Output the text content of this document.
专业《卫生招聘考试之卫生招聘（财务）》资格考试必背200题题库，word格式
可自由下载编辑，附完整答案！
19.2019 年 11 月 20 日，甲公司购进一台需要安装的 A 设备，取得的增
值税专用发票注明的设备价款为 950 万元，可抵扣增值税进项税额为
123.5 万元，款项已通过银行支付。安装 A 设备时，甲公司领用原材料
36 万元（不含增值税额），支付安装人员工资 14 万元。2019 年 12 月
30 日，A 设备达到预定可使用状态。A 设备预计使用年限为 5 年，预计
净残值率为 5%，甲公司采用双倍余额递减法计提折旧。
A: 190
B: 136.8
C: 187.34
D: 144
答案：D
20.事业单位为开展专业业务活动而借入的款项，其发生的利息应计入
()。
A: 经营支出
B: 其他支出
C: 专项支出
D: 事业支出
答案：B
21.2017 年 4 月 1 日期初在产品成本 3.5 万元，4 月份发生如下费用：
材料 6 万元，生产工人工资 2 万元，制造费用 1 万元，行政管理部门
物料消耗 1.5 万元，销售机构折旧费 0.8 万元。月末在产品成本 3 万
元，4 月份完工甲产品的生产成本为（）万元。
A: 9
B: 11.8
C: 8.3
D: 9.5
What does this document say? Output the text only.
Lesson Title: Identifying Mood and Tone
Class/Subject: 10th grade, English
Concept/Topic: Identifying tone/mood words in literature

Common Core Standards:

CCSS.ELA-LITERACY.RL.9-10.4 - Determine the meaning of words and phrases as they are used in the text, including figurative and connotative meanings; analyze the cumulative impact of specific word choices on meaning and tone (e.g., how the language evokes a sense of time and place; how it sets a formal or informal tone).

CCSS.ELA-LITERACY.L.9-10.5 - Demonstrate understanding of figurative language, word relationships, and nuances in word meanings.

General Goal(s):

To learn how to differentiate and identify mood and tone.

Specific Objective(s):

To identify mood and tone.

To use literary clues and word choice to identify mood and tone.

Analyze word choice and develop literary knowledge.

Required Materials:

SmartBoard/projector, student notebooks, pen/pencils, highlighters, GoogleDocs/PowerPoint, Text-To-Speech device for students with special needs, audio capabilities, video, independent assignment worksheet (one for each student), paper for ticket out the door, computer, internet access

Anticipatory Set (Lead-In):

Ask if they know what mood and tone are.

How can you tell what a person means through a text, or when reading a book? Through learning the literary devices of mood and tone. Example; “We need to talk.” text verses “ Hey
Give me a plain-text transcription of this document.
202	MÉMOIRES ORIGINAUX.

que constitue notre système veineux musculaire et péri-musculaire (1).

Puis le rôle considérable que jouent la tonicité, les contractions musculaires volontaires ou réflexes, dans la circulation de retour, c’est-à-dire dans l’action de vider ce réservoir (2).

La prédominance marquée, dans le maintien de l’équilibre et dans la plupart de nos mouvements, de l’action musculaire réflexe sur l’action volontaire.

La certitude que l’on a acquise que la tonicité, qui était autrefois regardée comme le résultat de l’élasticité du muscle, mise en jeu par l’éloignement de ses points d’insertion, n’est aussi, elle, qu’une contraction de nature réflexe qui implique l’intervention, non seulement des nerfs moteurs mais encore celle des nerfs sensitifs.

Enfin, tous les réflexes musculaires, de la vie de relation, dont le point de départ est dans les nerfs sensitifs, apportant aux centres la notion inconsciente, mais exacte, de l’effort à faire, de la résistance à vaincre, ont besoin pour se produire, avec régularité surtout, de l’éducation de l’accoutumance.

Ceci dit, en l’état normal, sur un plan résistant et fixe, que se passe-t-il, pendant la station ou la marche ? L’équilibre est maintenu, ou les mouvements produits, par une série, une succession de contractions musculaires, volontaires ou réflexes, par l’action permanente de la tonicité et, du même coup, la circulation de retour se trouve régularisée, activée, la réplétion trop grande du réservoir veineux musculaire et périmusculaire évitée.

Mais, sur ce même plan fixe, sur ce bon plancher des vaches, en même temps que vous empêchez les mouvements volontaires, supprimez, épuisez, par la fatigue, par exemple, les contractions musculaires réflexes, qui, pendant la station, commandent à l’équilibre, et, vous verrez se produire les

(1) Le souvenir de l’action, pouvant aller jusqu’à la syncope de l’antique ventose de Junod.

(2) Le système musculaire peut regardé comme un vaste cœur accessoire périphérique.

+===+

__Instructions to follow__:
Find the word "Identifying" in the entries above and gather every line that holds it.

__Written solution__:
Lesson Title: Identifying Mood and Tone
Concept/Topic: Identifying tone/mood words in literature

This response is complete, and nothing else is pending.